### Source data
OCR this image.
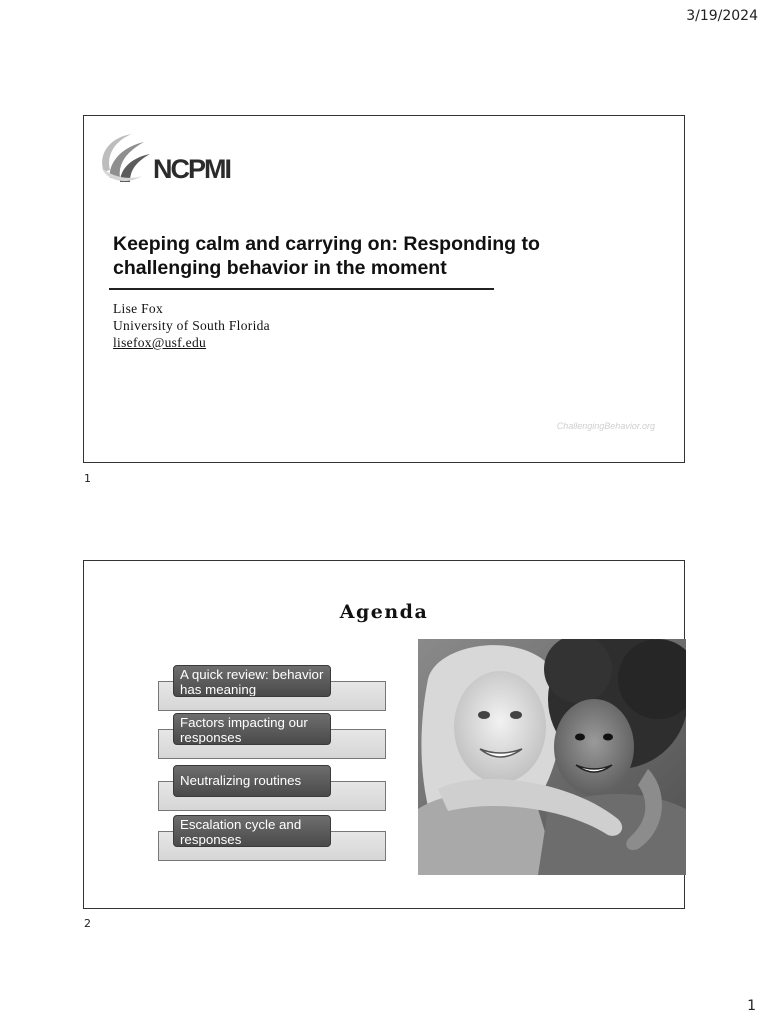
3/19/2024
NCPMI
Keeping calm and carrying on: Responding to challenging behavior in the moment
Lise Fox
University of South Florida
lisefox@usf.edu
ChallengingBehavior.org
1
Agenda
A quick review: behavior has meaning
Factors impacting our responses
Neutralizing routines
Escalation cycle and responses
2
1
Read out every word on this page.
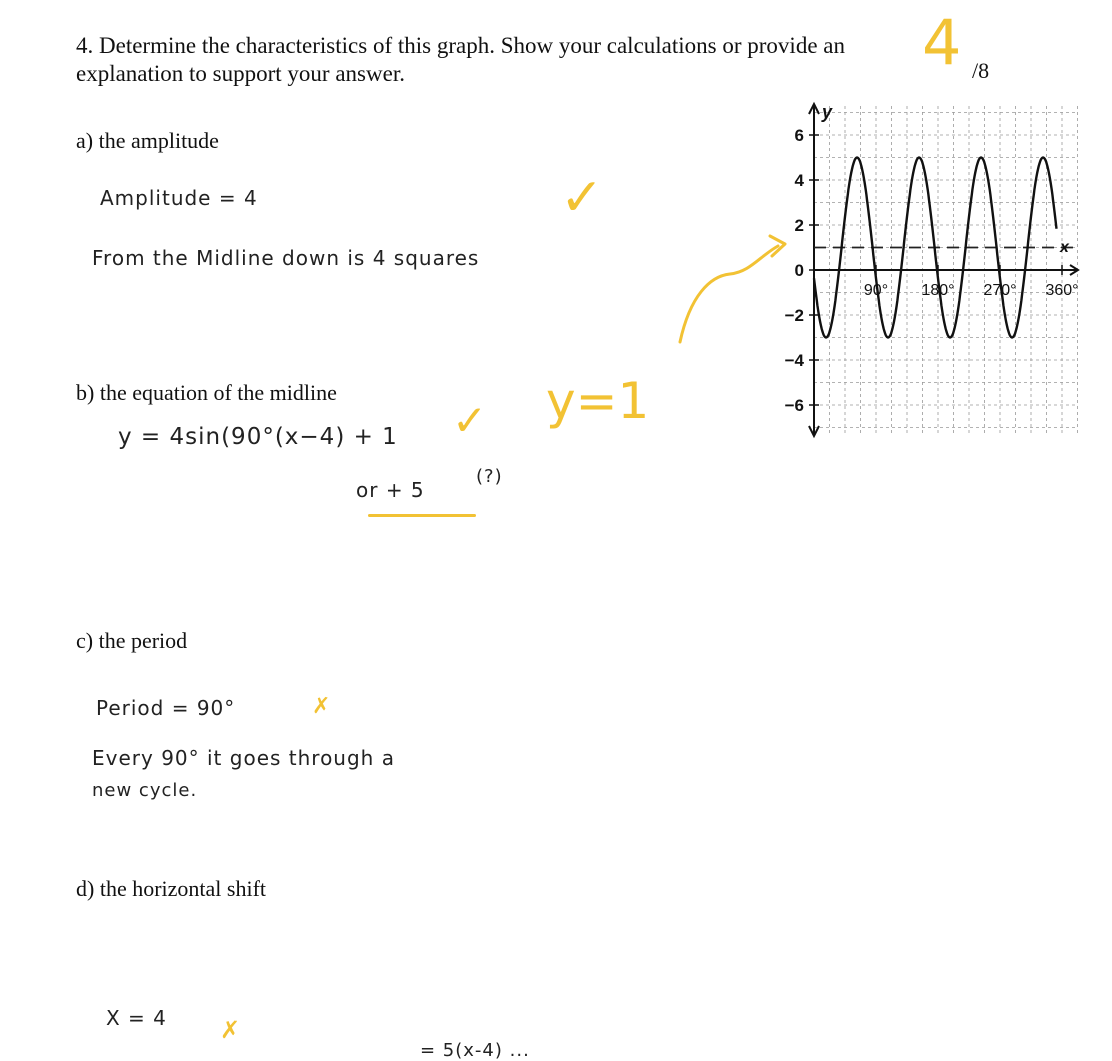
4. Determine the characteristics of this graph. Show your calculations or provide an
explanation to support your answer.	4 /8
a) the amplitude
Amplitude = 4
From the Midline down is 4 squares
✓
b) the equation of the midline
y = 4sin(90°(x−4) + 1 ✓
or + 5
(?)
y=1
c) the period
Period = 90°	✗
Every 90° it goes through a
new cycle.
d) the horizontal shift
X = 4 ✗
= 5(x-4) ...
6
4
2
0
−2
−4
−6
90° 180° 270° 360°
y
x
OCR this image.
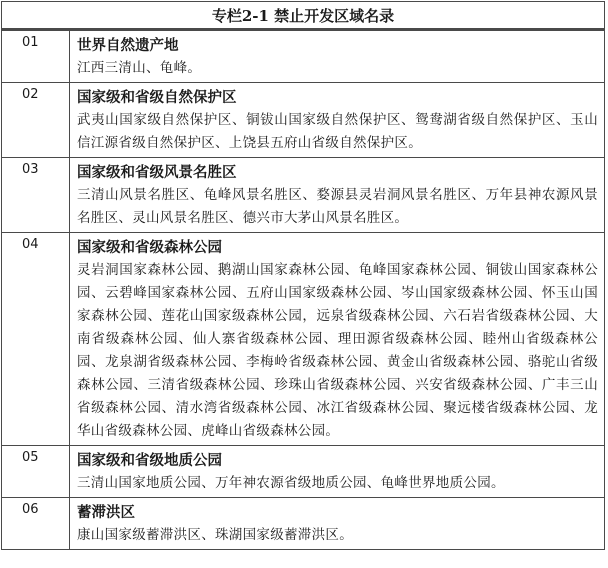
专栏2-1 禁止开发区域名录
01	世界自然遗产地
江西三清山、龟峰。

02	国家级和省级自然保护区
武夷山国家级自然保护区、铜钹山国家级自然保护区、鸳鸯湖省级自然保护区、玉山信江源省级自然保护区、上饶县五府山省级自然保护区。

03	国家级和省级风景名胜区
三清山风景名胜区、龟峰风景名胜区、婺源县灵岩洞风景名胜区、万年县神农源风景名胜区、灵山风景名胜区、德兴市大茅山风景名胜区。

04	国家级和省级森林公园
灵岩洞国家森林公园、鹅湖山国家森林公园、龟峰国家森林公园、铜钹山国家森林公园、云碧峰国家森林公园、五府山国家级森林公园、岑山国家级森林公园、怀玉山国家森林公园、莲花山国家级森林公园，远泉省级森林公园、六石岩省级森林公园、大南省级森林公园、仙人寨省级森林公园、理田源省级森林公园、睦州山省级森林公园、龙泉湖省级森林公园、李梅岭省级森林公园、黄金山省级森林公园、骆驼山省级森林公园、三清省级森林公园、珍珠山省级森林公园、兴安省级森林公园、广丰三山省级森林公园、清水湾省级森林公园、冰江省级森林公园、聚远楼省级森林公园、龙华山省级森林公园、虎峰山省级森林公园。

05	国家级和省级地质公园
三清山国家地质公园、万年神农源省级地质公园、龟峰世界地质公园。

06	蓄滞洪区
康山国家级蓄滞洪区、珠湖国家级蓄滞洪区。
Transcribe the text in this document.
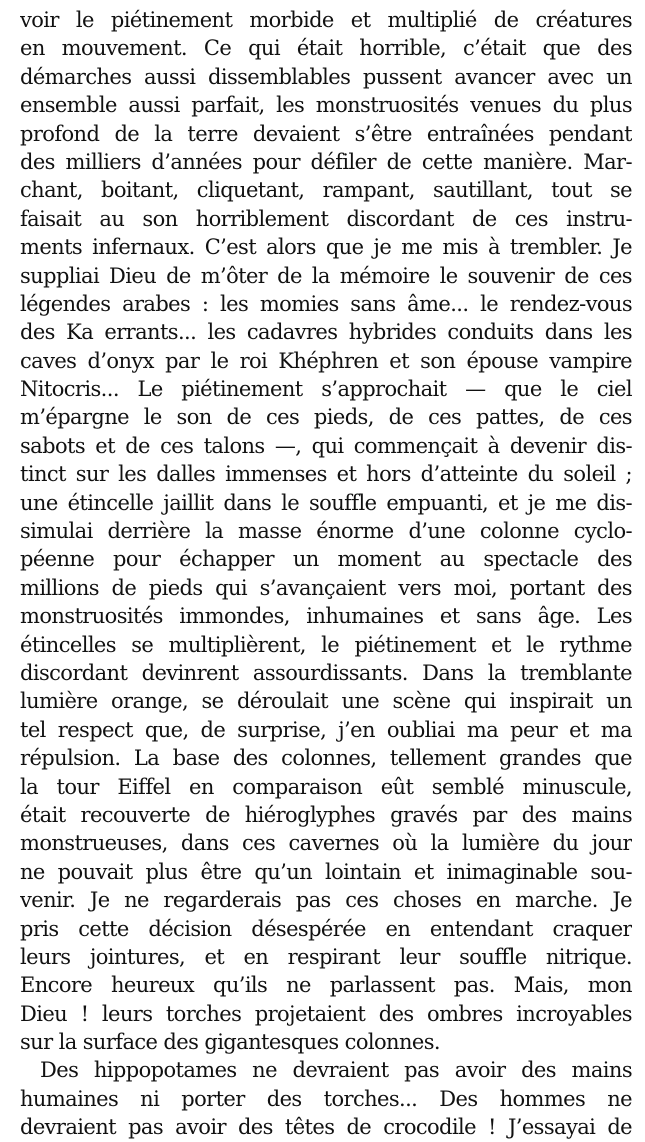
voir le piétinement morbide et multiplié de créatures
en mouvement. Ce qui était horrible, c’était que des
démarches aussi dissemblables pussent avancer avec un
ensemble aussi parfait, les monstruosités venues du plus
profond de la terre devaient s’être entraînées pendant
des milliers d’années pour défiler de cette manière. Mar-
chant, boitant, cliquetant, rampant, sautillant, tout se
faisait au son horriblement discordant de ces instru-
ments infernaux. C’est alors que je me mis à trembler. Je
suppliai Dieu de m’ôter de la mémoire le souvenir de ces
légendes arabes : les momies sans âme... le rendez-vous
des Ka errants... les cadavres hybrides conduits dans les
caves d’onyx par le roi Khéphren et son épouse vampire
Nitocris... Le piétinement s’approchait — que le ciel
m’épargne le son de ces pieds, de ces pattes, de ces
sabots et de ces talons —, qui commençait à devenir dis-
tinct sur les dalles immenses et hors d’atteinte du soleil ;
une étincelle jaillit dans le souffle empuanti, et je me dis-
simulai derrière la masse énorme d’une colonne cyclo-
péenne pour échapper un moment au spectacle des
millions de pieds qui s’avançaient vers moi, portant des
monstruosités immondes, inhumaines et sans âge. Les
étincelles se multiplièrent, le piétinement et le rythme
discordant devinrent assourdissants. Dans la tremblante
lumière orange, se déroulait une scène qui inspirait un
tel respect que, de surprise, j’en oubliai ma peur et ma
répulsion. La base des colonnes, tellement grandes que
la tour Eiffel en comparaison eût semblé minuscule,
était recouverte de hiéroglyphes gravés par des mains
monstrueuses, dans ces cavernes où la lumière du jour
ne pouvait plus être qu’un lointain et inimaginable sou-
venir. Je ne regarderais pas ces choses en marche. Je
pris cette décision désespérée en entendant craquer
leurs jointures, et en respirant leur souffle nitrique.
Encore heureux qu’ils ne parlassent pas. Mais, mon
Dieu ! leurs torches projetaient des ombres incroyables
sur la surface des gigantesques colonnes.
Des hippopotames ne devraient pas avoir des mains
humaines ni porter des torches... Des hommes ne
devraient pas avoir des têtes de crocodile ! J’essayai de
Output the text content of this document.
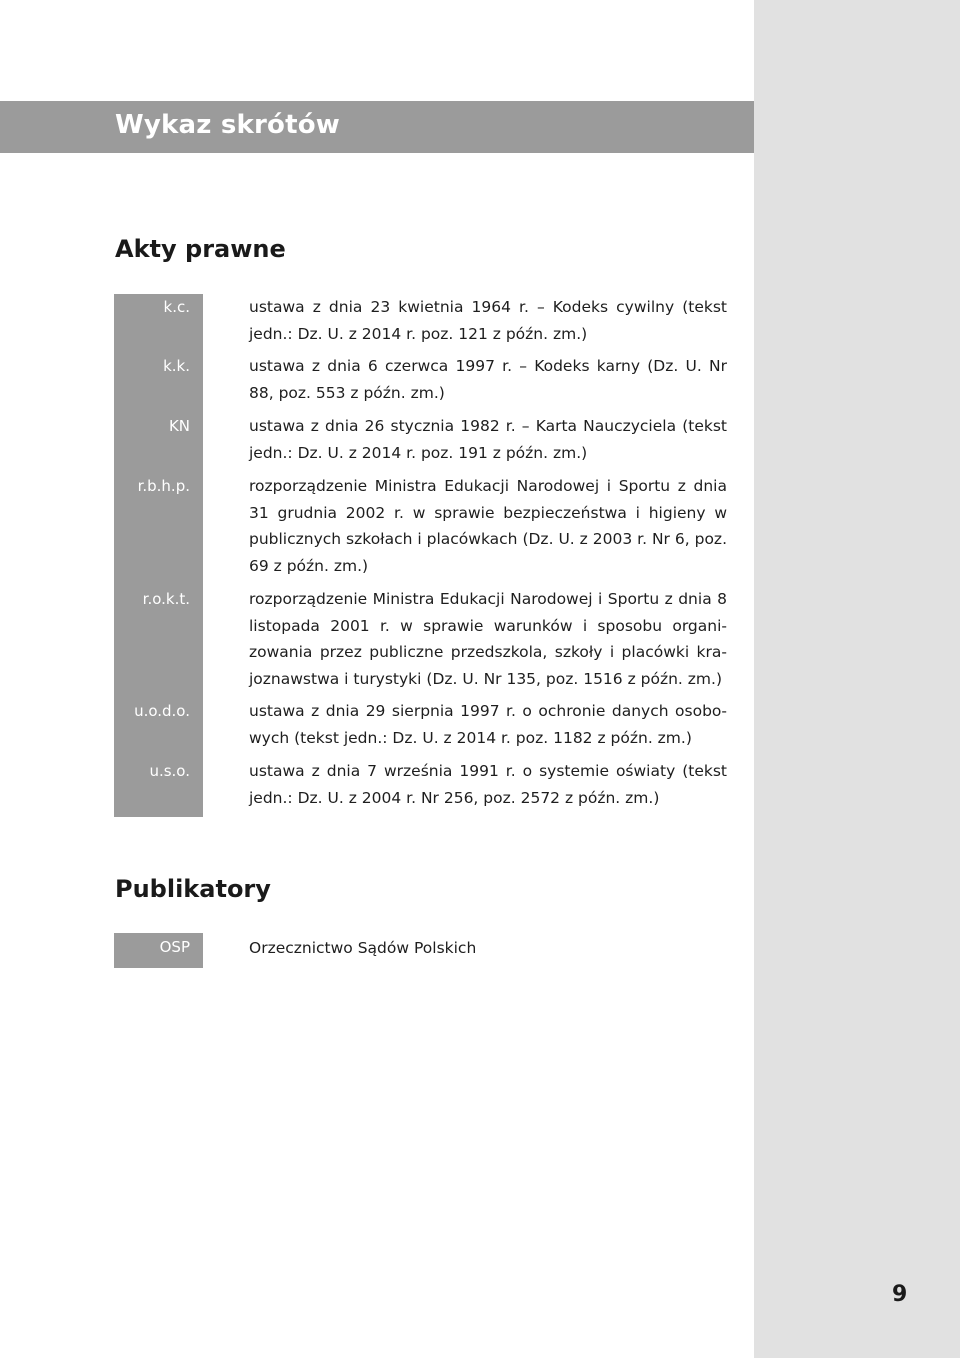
Wykaz skrótów
Akty prawne
k.c.
k.k.
KN
r.b.h.p.
r.o.k.t.
u.o.d.o.
u.s.o.
ustawa z dnia 23 kwietnia 1964 r. – Kodeks cywilny (tekst jedn.: Dz. U. z 2014 r. poz. 121 z późn. zm.)
ustawa z dnia 6 czerwca 1997 r. – Kodeks karny (Dz. U. Nr 88, poz. 553 z późn. zm.)
ustawa z dnia 26 stycznia 1982 r. – Karta Nauczyciela (tekst jedn.: Dz. U. z 2014 r. poz. 191 z późn. zm.)
rozporządzenie Ministra Edukacji Narodowej i Sportu z dnia 31 grudnia 2002 r. w sprawie bezpieczeństwa i higieny w publicznych szkołach i placówkach (Dz. U. z 2003 r. Nr 6, poz. 69 z późn. zm.)
rozporządzenie Ministra Edukacji Narodowej i Sportu z dnia 8 listopada 2001 r. w sprawie warunków i sposobu organizowania przez publiczne przedszkola, szkoły i placówki krajoznawstwa i turystyki (Dz. U. Nr 135, poz. 1516 z późn. zm.)
ustawa z dnia 29 sierpnia 1997 r. o ochronie danych osobowych (tekst jedn.: Dz. U. z 2014 r. poz. 1182 z późn. zm.)
ustawa z dnia 7 września 1991 r. o systemie oświaty (tekst jedn.: Dz. U. z 2004 r. Nr 256, poz. 2572 z późn. zm.)
Publikatory
OSP	Orzecznictwo Sądów Polskich
9
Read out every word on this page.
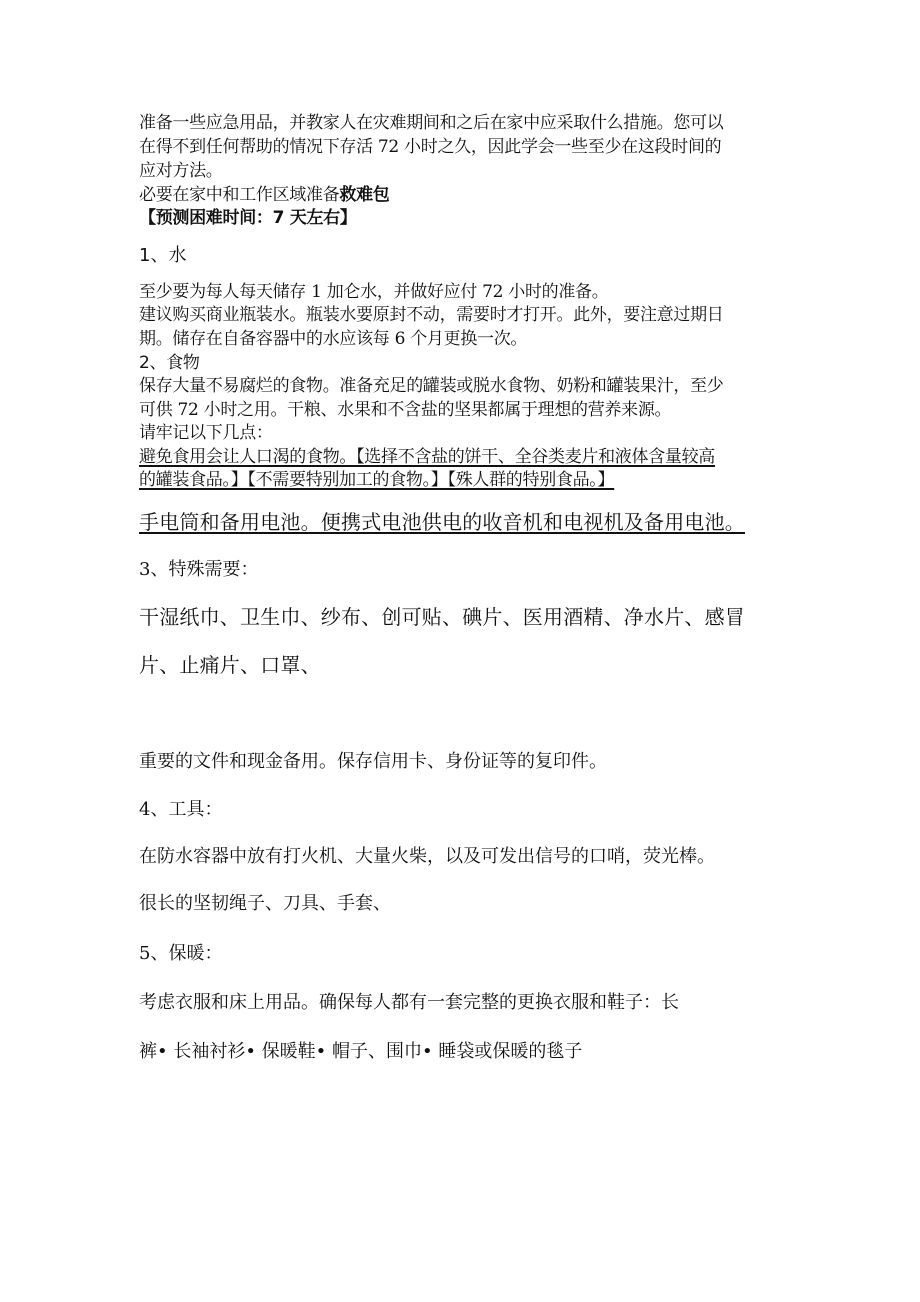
准备一些应急用品，并教家人在灾难期间和之后在家中应采取什么措施。您可以
在得不到任何帮助的情况下存活 72 小时之久，因此学会一些至少在这段时间的
应对方法。
必要在家中和工作区域准备救难包
【预测困难时间：7 天左右】
1、水
至少要为每人每天储存 1 加仑水，并做好应付 72 小时的准备。
建议购买商业瓶装水。瓶装水要原封不动，需要时才打开。此外，要注意过期日
期。储存在自备容器中的水应该每 6 个月更换一次。
2、食物
保存大量不易腐烂的食物。准备充足的罐装或脱水食物、奶粉和罐装果汁，至少
可供 72 小时之用。干粮、水果和不含盐的坚果都属于理想的营养来源。
请牢记以下几点：
避免食用会让人口渴的食物。【选择不含盐的饼干、全谷类麦片和液体含量较高
的罐装食品。】【不需要特别加工的食物。】【殊人群的特别食品。】
手电筒和备用电池。便携式电池供电的收音机和电视机及备用电池。
3、特殊需要：
干湿纸巾、卫生巾、纱布、创可贴、碘片、医用酒精、净水片、感冒
片、止痛片、口罩、
重要的文件和现金备用。保存信用卡、身份证等的复印件。
4、工具：
在防水容器中放有打火机、大量火柴，以及可发出信号的口哨，荧光棒。
很长的坚韧绳子、刀具、手套、
5、保暖：
考虑衣服和床上用品。确保每人都有一套完整的更换衣服和鞋子：长
裤• 长袖衬衫• 保暖鞋• 帽子、围巾• 睡袋或保暖的毯子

### Written problem
Out of the material above, gather each line where "pour" appears.

### Correct output
des milliers d’années pour défiler de cette manière. Mar-
péenne pour échapper un moment au spectacle des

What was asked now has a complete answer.